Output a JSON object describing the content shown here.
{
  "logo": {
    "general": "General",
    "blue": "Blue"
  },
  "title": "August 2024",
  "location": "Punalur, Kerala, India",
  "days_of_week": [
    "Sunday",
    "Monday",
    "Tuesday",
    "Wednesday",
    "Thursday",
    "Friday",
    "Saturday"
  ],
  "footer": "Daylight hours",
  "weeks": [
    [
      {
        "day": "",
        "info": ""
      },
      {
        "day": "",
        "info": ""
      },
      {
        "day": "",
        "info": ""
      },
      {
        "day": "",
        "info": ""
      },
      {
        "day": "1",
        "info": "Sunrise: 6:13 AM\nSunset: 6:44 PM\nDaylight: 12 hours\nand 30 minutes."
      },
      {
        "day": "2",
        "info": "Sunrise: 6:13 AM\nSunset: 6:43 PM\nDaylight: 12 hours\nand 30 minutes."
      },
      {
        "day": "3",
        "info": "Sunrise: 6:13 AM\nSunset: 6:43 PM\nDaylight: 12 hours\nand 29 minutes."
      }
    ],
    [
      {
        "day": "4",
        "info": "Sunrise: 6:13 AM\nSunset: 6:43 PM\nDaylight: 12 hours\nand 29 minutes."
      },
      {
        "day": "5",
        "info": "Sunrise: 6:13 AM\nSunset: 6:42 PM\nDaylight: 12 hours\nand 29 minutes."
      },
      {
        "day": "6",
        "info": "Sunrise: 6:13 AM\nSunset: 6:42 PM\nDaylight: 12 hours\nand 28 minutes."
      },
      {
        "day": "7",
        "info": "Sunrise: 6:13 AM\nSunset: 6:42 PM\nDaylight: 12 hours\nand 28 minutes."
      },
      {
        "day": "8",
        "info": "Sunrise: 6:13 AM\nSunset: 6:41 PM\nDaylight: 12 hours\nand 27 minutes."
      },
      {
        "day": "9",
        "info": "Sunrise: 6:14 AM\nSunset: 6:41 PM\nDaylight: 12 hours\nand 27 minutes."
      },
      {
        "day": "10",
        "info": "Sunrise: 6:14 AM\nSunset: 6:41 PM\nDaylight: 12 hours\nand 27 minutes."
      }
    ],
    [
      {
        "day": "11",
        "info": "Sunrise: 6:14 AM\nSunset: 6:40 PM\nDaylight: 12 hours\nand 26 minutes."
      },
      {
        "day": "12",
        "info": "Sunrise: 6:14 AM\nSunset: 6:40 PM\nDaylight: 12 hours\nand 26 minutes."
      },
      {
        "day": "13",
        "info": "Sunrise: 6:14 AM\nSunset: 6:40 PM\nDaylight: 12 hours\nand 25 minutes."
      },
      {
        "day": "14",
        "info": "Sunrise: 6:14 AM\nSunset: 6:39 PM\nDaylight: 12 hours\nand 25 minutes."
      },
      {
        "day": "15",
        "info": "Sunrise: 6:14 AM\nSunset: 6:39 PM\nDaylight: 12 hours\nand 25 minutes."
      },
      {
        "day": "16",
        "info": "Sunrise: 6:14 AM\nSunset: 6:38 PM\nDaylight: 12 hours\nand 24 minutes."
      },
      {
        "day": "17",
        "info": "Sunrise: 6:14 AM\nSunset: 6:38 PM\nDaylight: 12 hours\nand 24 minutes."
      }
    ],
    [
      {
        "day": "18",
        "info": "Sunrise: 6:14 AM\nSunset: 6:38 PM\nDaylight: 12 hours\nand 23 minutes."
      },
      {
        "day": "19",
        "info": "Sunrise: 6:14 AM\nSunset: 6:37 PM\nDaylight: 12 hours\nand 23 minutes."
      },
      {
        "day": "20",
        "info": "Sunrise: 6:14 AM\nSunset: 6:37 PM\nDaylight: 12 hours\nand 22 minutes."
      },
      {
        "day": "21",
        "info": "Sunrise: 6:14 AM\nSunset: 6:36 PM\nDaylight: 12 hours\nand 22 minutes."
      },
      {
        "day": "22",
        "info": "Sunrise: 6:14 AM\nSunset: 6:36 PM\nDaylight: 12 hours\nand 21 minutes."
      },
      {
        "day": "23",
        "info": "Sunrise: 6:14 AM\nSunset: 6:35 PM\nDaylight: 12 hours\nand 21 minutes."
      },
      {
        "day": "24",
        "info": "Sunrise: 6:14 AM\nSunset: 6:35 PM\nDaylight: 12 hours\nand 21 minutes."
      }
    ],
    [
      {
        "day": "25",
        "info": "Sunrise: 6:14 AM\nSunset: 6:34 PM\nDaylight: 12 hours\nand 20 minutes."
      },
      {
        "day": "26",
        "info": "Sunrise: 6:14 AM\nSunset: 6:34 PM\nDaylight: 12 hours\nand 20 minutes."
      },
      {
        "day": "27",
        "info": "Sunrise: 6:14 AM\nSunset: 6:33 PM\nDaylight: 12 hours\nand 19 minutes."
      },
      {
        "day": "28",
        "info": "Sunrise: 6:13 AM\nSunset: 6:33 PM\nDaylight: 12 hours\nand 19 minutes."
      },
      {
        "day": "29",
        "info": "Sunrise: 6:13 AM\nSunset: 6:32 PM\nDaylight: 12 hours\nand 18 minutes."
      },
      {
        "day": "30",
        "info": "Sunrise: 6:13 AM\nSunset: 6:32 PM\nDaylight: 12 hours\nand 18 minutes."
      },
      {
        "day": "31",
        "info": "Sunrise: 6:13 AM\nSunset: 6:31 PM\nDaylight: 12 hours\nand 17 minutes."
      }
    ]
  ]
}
----
GOAL: Each entry above is to be quoted exactly.

RESULT OF THIS TASK:
Output a JSON object describing the content shown here.
{
  "logo": {
    "general": "General",
    "blue": "Blue"
  },
  "title": "August 2024",
  "location": "Punalur, Kerala, India",
  "days_of_week": [
    "Sunday",
    "Monday",
    "Tuesday",
    "Wednesday",
    "Thursday",
    "Friday",
    "Saturday"
  ],
  "footer": "Daylight hours",
  "weeks": [
    [
      {
        "day": "",
        "info": ""
      },
      {
        "day": "",
        "info": ""
      },
      {
        "day": "",
        "info": ""
      },
      {
        "day": "",
        "info": ""
      },
      {
        "day": "1",
        "info": "Sunrise: 6:13 AM\nSunset: 6:44 PM\nDaylight: 12 hours\nand 30 minutes."
      },
      {
        "day": "2",
        "info": "Sunrise: 6:13 AM\nSunset: 6:43 PM\nDaylight: 12 hours\nand 30 minutes."
      },
      {
        "day": "3",
        "info": "Sunrise: 6:13 AM\nSunset: 6:43 PM\nDaylight: 12 hours\nand 29 minutes."
      }
    ],
    [
      {
        "day": "4",
        "info": "Sunrise: 6:13 AM\nSunset: 6:43 PM\nDaylight: 12 hours\nand 29 minutes."
      },
      {
        "day": "5",
        "info": "Sunrise: 6:13 AM\nSunset: 6:42 PM\nDaylight: 12 hours\nand 29 minutes."
      },
      {
        "day": "6",
        "info": "Sunrise: 6:13 AM\nSunset: 6:42 PM\nDaylight: 12 hours\nand 28 minutes."
      },
      {
        "day": "7",
        "info": "Sunrise: 6:13 AM\nSunset: 6:42 PM\nDaylight: 12 hours\nand 28 minutes."
      },
      {
        "day": "8",
        "info": "Sunrise: 6:13 AM\nSunset: 6:41 PM\nDaylight: 12 hours\nand 27 minutes."
      },
      {
        "day": "9",
        "info": "Sunrise: 6:14 AM\nSunset: 6:41 PM\nDaylight: 12 hours\nand 27 minutes."
      },
      {
        "day": "10",
        "info": "Sunrise: 6:14 AM\nSunset: 6:41 PM\nDaylight: 12 hours\nand 27 minutes."
      }
    ],
    [
      {
        "day": "11",
        "info": "Sunrise: 6:14 AM\nSunset: 6:40 PM\nDaylight: 12 hours\nand 26 minutes."
      },
      {
        "day": "12",
        "info": "Sunrise: 6:14 AM\nSunset: 6:40 PM\nDaylight: 12 hours\nand 26 minutes."
      },
      {
        "day": "13",
        "info": "Sunrise: 6:14 AM\nSunset: 6:40 PM\nDaylight: 12 hours\nand 25 minutes."
      },
      {
        "day": "14",
        "info": "Sunrise: 6:14 AM\nSunset: 6:39 PM\nDaylight: 12 hours\nand 25 minutes."
      },
      {
        "day": "15",
        "info": "Sunrise: 6:14 AM\nSunset: 6:39 PM\nDaylight: 12 hours\nand 25 minutes."
      },
      {
        "day": "16",
        "info": "Sunrise: 6:14 AM\nSunset: 6:38 PM\nDaylight: 12 hours\nand 24 minutes."
      },
      {
        "day": "17",
        "info": "Sunrise: 6:14 AM\nSunset: 6:38 PM\nDaylight: 12 hours\nand 24 minutes."
      }
    ],
    [
      {
        "day": "18",
        "info": "Sunrise: 6:14 AM\nSunset: 6:38 PM\nDaylight: 12 hours\nand 23 minutes."
      },
      {
        "day": "19",
        "info": "Sunrise: 6:14 AM\nSunset: 6:37 PM\nDaylight: 12 hours\nand 23 minutes."
      },
      {
        "day": "20",
        "info": "Sunrise: 6:14 AM\nSunset: 6:37 PM\nDaylight: 12 hours\nand 22 minutes."
      },
      {
        "day": "21",
        "info": "Sunrise: 6:14 AM\nSunset: 6:36 PM\nDaylight: 12 hours\nand 22 minutes."
      },
      {
        "day": "22",
        "info": "Sunrise: 6:14 AM\nSunset: 6:36 PM\nDaylight: 12 hours\nand 21 minutes."
      },
      {
        "day": "23",
        "info": "Sunrise: 6:14 AM\nSunset: 6:35 PM\nDaylight: 12 hours\nand 21 minutes."
      },
      {
        "day": "24",
        "info": "Sunrise: 6:14 AM\nSunset: 6:35 PM\nDaylight: 12 hours\nand 21 minutes."
      }
    ],
    [
      {
        "day": "25",
        "info": "Sunrise: 6:14 AM\nSunset: 6:34 PM\nDaylight: 12 hours\nand 20 minutes."
      },
      {
        "day": "26",
        "info": "Sunrise: 6:14 AM\nSunset: 6:34 PM\nDaylight: 12 hours\nand 20 minutes."
      },
      {
        "day": "27",
        "info": "Sunrise: 6:14 AM\nSunset: 6:33 PM\nDaylight: 12 hours\nand 19 minutes."
      },
      {
        "day": "28",
        "info": "Sunrise: 6:13 AM\nSunset: 6:33 PM\nDaylight: 12 hours\nand 19 minutes."
      },
      {
        "day": "29",
        "info": "Sunrise: 6:13 AM\nSunset: 6:32 PM\nDaylight: 12 hours\nand 18 minutes."
      },
      {
        "day": "30",
        "info": "Sunrise: 6:13 AM\nSunset: 6:32 PM\nDaylight: 12 hours\nand 18 minutes."
      },
      {
        "day": "31",
        "info": "Sunrise: 6:13 AM\nSunset: 6:31 PM\nDaylight: 12 hours\nand 17 minutes."
      }
    ]
  ]
}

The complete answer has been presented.